## Task to carry out
Read the data and repeat it in full, exactly.

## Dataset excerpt
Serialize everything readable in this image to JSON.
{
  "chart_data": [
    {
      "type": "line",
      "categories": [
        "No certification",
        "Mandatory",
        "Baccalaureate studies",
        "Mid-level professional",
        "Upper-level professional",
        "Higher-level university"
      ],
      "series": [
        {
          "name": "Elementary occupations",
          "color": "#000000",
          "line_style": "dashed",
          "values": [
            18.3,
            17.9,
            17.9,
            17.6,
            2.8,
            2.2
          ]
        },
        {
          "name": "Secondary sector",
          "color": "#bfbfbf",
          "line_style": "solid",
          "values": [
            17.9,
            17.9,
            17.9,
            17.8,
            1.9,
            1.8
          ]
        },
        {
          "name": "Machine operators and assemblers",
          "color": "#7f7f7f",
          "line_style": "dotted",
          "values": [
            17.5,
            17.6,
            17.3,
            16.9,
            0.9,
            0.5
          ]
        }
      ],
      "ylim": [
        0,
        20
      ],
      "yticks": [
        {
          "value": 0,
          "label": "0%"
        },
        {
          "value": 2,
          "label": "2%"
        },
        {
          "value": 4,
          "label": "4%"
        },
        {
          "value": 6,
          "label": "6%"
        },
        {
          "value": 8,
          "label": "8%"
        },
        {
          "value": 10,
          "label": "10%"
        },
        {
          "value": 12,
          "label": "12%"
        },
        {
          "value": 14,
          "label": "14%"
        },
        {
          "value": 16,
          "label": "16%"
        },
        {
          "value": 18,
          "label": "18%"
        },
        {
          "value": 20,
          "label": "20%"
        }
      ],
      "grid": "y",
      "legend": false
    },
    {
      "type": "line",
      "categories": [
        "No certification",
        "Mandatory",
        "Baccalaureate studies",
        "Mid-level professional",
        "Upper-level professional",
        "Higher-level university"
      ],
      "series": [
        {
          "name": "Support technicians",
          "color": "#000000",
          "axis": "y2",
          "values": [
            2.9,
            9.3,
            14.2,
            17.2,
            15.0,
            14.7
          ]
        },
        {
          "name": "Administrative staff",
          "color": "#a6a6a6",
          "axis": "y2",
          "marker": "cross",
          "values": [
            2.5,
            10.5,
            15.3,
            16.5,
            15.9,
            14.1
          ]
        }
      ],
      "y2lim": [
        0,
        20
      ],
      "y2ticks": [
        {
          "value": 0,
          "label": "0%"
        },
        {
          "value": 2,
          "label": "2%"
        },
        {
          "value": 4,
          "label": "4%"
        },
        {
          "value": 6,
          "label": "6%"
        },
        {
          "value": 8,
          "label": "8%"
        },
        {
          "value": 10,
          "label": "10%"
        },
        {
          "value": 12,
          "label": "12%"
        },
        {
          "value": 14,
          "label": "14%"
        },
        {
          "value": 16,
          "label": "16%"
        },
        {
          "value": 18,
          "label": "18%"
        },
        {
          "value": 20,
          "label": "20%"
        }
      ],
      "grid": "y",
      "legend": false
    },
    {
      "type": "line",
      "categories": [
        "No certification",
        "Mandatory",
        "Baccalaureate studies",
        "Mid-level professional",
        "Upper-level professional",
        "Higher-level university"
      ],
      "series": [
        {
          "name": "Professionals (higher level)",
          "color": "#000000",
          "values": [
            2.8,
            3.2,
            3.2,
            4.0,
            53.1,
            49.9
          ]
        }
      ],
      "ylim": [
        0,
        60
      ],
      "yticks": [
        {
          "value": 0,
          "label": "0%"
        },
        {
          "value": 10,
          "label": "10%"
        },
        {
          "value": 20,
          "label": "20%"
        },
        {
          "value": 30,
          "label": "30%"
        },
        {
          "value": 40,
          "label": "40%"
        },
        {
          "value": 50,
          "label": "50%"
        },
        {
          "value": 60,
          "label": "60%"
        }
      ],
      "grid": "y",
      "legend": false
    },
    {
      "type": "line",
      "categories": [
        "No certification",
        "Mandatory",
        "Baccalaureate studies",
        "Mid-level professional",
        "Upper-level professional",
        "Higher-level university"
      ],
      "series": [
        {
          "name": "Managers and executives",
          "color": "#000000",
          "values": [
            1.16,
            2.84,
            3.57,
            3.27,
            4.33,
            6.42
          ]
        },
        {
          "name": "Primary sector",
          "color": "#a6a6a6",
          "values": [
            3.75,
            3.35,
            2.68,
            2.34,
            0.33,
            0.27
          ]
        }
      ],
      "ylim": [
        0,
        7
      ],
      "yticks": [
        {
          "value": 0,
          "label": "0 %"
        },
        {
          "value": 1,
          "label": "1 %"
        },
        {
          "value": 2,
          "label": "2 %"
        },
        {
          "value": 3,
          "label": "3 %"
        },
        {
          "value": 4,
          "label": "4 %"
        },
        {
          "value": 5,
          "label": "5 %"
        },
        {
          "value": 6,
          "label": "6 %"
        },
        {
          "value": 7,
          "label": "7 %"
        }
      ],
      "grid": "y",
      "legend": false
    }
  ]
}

## Correct output
Serialize everything readable in this image to JSON.
{
  "chart_data": [
    {
      "type": "line",
      "categories": [
        "No certification",
        "Mandatory",
        "Baccalaureate studies",
        "Mid-level professional",
        "Upper-level professional",
        "Higher-level university"
      ],
      "series": [
        {
          "name": "Elementary occupations",
          "color": "#000000",
          "line_style": "dashed",
          "values": [
            18.3,
            17.9,
            17.9,
            17.6,
            2.8,
            2.2
          ]
        },
        {
          "name": "Secondary sector",
          "color": "#bfbfbf",
          "line_style": "solid",
          "values": [
            17.9,
            17.9,
            17.9,
            17.8,
            1.9,
            1.8
          ]
        },
        {
          "name": "Machine operators and assemblers",
          "color": "#7f7f7f",
          "line_style": "dotted",
          "values": [
            17.5,
            17.6,
            17.3,
            16.9,
            0.9,
            0.5
          ]
        }
      ],
      "ylim": [
        0,
        20
      ],
      "yticks": [
        {
          "value": 0,
          "label": "0%"
        },
        {
          "value": 2,
          "label": "2%"
        },
        {
          "value": 4,
          "label": "4%"
        },
        {
          "value": 6,
          "label": "6%"
        },
        {
          "value": 8,
          "label": "8%"
        },
        {
          "value": 10,
          "label": "10%"
        },
        {
          "value": 12,
          "label": "12%"
        },
        {
          "value": 14,
          "label": "14%"
        },
        {
          "value": 16,
          "label": "16%"
        },
        {
          "value": 18,
          "label": "18%"
        },
        {
          "value": 20,
          "label": "20%"
        }
      ],
      "grid": "y",
      "legend": false
    },
    {
      "type": "line",
      "categories": [
        "No certification",
        "Mandatory",
        "Baccalaureate studies",
        "Mid-level professional",
        "Upper-level professional",
        "Higher-level university"
      ],
      "series": [
        {
          "name": "Support technicians",
          "color": "#000000",
          "axis": "y2",
          "values": [
            2.9,
            9.3,
            14.2,
            17.2,
            15.0,
            14.7
          ]
        },
        {
          "name": "Administrative staff",
          "color": "#a6a6a6",
          "axis": "y2",
          "marker": "cross",
          "values": [
            2.5,
            10.5,
            15.3,
            16.5,
            15.9,
            14.1
          ]
        }
      ],
      "y2lim": [
        0,
        20
      ],
      "y2ticks": [
        {
          "value": 0,
          "label": "0%"
        },
        {
          "value": 2,
          "label": "2%"
        },
        {
          "value": 4,
          "label": "4%"
        },
        {
          "value": 6,
          "label": "6%"
        },
        {
          "value": 8,
          "label": "8%"
        },
        {
          "value": 10,
          "label": "10%"
        },
        {
          "value": 12,
          "label": "12%"
        },
        {
          "value": 14,
          "label": "14%"
        },
        {
          "value": 16,
          "label": "16%"
        },
        {
          "value": 18,
          "label": "18%"
        },
        {
          "value": 20,
          "label": "20%"
        }
      ],
      "grid": "y",
      "legend": false
    },
    {
      "type": "line",
      "categories": [
        "No certification",
        "Mandatory",
        "Baccalaureate studies",
        "Mid-level professional",
        "Upper-level professional",
        "Higher-level university"
      ],
      "series": [
        {
          "name": "Professionals (higher level)",
          "color": "#000000",
          "values": [
            2.8,
            3.2,
            3.2,
            4.0,
            53.1,
            49.9
          ]
        }
      ],
      "ylim": [
        0,
        60
      ],
      "yticks": [
        {
          "value": 0,
          "label": "0%"
        },
        {
          "value": 10,
          "label": "10%"
        },
        {
          "value": 20,
          "label": "20%"
        },
        {
          "value": 30,
          "label": "30%"
        },
        {
          "value": 40,
          "label": "40%"
        },
        {
          "value": 50,
          "label": "50%"
        },
        {
          "value": 60,
          "label": "60%"
        }
      ],
      "grid": "y",
      "legend": false
    },
    {
      "type": "line",
      "categories": [
        "No certification",
        "Mandatory",
        "Baccalaureate studies",
        "Mid-level professional",
        "Upper-level professional",
        "Higher-level university"
      ],
      "series": [
        {
          "name": "Managers and executives",
          "color": "#000000",
          "values": [
            1.16,
            2.84,
            3.57,
            3.27,
            4.33,
            6.42
          ]
        },
        {
          "name": "Primary sector",
          "color": "#a6a6a6",
          "values": [
            3.75,
            3.35,
            2.68,
            2.34,
            0.33,
            0.27
          ]
        }
      ],
      "ylim": [
        0,
        7
      ],
      "yticks": [
        {
          "value": 0,
          "label": "0 %"
        },
        {
          "value": 1,
          "label": "1 %"
        },
        {
          "value": 2,
          "label": "2 %"
        },
        {
          "value": 3,
          "label": "3 %"
        },
        {
          "value": 4,
          "label": "4 %"
        },
        {
          "value": 5,
          "label": "5 %"
        },
        {
          "value": 6,
          "label": "6 %"
        },
        {
          "value": 7,
          "label": "7 %"
        }
      ],
      "grid": "y",
      "legend": false
    }
  ]
}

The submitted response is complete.